>> Begin
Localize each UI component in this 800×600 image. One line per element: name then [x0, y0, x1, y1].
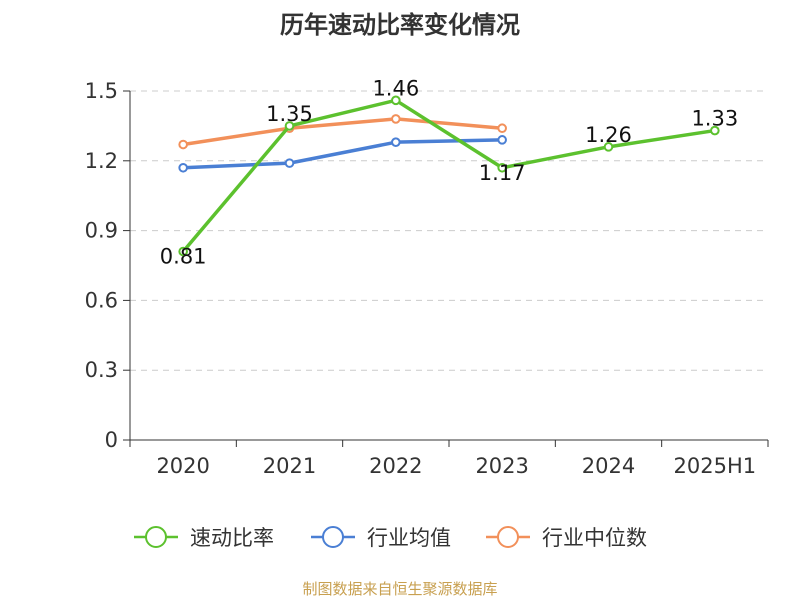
- data-point: [391, 95, 401, 106]
- chart-title: 历年速动比率变化情况: [280, 11, 520, 39]
- legend: 速动比率 行业均值 行业中位数: [134, 526, 647, 550]
- data-label: 1.33: [691, 107, 738, 131]
- data-label: 1.35: [266, 102, 313, 126]
- y-tick-label: 0.9: [85, 219, 118, 243]
- y-tick-label: 0.3: [85, 358, 118, 382]
- data-label: 0.81: [160, 245, 207, 269]
- x-tick-label: 2020: [156, 454, 209, 478]
- y-tick-label: 0: [105, 428, 118, 452]
- series-lines: [178, 95, 720, 257]
- data-point: [497, 162, 507, 173]
- grid-lines: [130, 90, 768, 371]
- y-tick-label: 0.6: [85, 288, 118, 312]
- x-tick-label: 2024: [582, 454, 635, 478]
- y-tick-label: 1.5: [85, 79, 118, 103]
- legend-marker: [145, 526, 167, 548]
- data-point: [284, 158, 295, 168]
- axes: 0 0.3 0.6 0.9 1.2 1.5 2020 2021 2022 2023 2024 2025…: [85, 79, 769, 478]
- series-line-0: [181, 98, 716, 253]
- data-point: [284, 121, 295, 131]
- x-tick-label: 2021: [263, 454, 316, 478]
- legend-label: 速动比率: [190, 526, 274, 550]
- data-label: 1.17: [479, 161, 526, 185]
- x-tick-label: 2022: [369, 454, 422, 478]
- legend-label: 行业中位数: [542, 526, 647, 550]
- data-label: 1.26: [585, 123, 632, 147]
- data-point: [710, 125, 720, 136]
- data-point: [497, 123, 507, 134]
- legend-label: 行业均值: [367, 526, 451, 550]
- data-point: [391, 114, 401, 124]
- data-label: 1.46: [372, 76, 419, 100]
- series-line-1: [183, 138, 503, 170]
- legend-marker: [322, 526, 344, 548]
- x-tick-label: 2025H1: [674, 454, 757, 478]
- legend-marker: [497, 526, 519, 548]
- data-point: [391, 137, 401, 147]
- x-tick-label: 2023: [475, 454, 528, 478]
- data-labels: 0.81 1.35 1.46 1.17 1.26 1.33: [160, 76, 738, 268]
- y-tick-label: 1.2: [85, 149, 118, 173]
- source-note: 制图数据来自恒生聚源数据库: [302, 580, 497, 598]
- data-point: [178, 139, 188, 150]
- series-line-2: [182, 117, 503, 147]
- data-point: [178, 246, 188, 257]
- data-point: [603, 142, 614, 152]
- data-point: [497, 135, 507, 145]
- data-point: [178, 162, 188, 173]
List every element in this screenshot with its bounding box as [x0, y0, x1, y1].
>> End
■ **WHAT THE EXERCISE ASKS**
Copy out all the data above with "element" swapped for "item" everywhere and nothing else altered. Omit the pictures.

■ **RESPONSE TO THE EXERCISE**
Localize each UI component in this 800×600 image. One line per item: name then [x0, y0, x1, y1].
- data-point: [391, 95, 401, 106]
- chart-title: 历年速动比率变化情况: [280, 11, 520, 39]
- legend: 速动比率 行业均值 行业中位数: [134, 526, 647, 550]
- data-label: 1.33: [691, 107, 738, 131]
- data-label: 1.35: [266, 102, 313, 126]
- y-tick-label: 0.9: [85, 219, 118, 243]
- y-tick-label: 0.3: [85, 358, 118, 382]
- data-label: 0.81: [160, 245, 207, 269]
- x-tick-label: 2020: [156, 454, 209, 478]
- y-tick-label: 0: [105, 428, 118, 452]
- series-lines: [178, 95, 720, 257]
- data-point: [497, 162, 507, 173]
- grid-lines: [130, 90, 768, 371]
- y-tick-label: 0.6: [85, 288, 118, 312]
- x-tick-label: 2024: [582, 454, 635, 478]
- y-tick-label: 1.5: [85, 79, 118, 103]
- legend-marker: [145, 526, 167, 548]
- data-point: [284, 158, 295, 168]
- axes: 0 0.3 0.6 0.9 1.2 1.5 2020 2021 2022 2023 2024 2025…: [85, 79, 769, 478]
- series-line-0: [181, 98, 716, 253]
- data-point: [284, 121, 295, 131]
- x-tick-label: 2021: [263, 454, 316, 478]
- legend-label: 速动比率: [190, 526, 274, 550]
- data-label: 1.17: [479, 161, 526, 185]
- x-tick-label: 2022: [369, 454, 422, 478]
- legend-label: 行业中位数: [542, 526, 647, 550]
- data-label: 1.26: [585, 123, 632, 147]
- data-point: [710, 125, 720, 136]
- data-point: [497, 123, 507, 134]
- legend-label: 行业均值: [367, 526, 451, 550]
- data-point: [391, 114, 401, 124]
- data-label: 1.46: [372, 76, 419, 100]
- series-line-1: [183, 138, 503, 170]
- legend-marker: [322, 526, 344, 548]
- x-tick-label: 2025H1: [674, 454, 757, 478]
- legend-marker: [497, 526, 519, 548]
- data-point: [391, 137, 401, 147]
- x-tick-label: 2023: [475, 454, 528, 478]
- data-labels: 0.81 1.35 1.46 1.17 1.26 1.33: [160, 76, 738, 268]
- y-tick-label: 1.2: [85, 149, 118, 173]
- source-note: 制图数据来自恒生聚源数据库: [302, 580, 497, 598]
- data-point: [178, 139, 188, 150]
- series-line-2: [182, 117, 503, 147]
- data-point: [178, 246, 188, 257]
- data-point: [603, 142, 614, 152]
- data-point: [497, 135, 507, 145]
- data-point: [178, 162, 188, 173]
List every item in this screenshot with its bounding box as [x0, y0, x1, y1].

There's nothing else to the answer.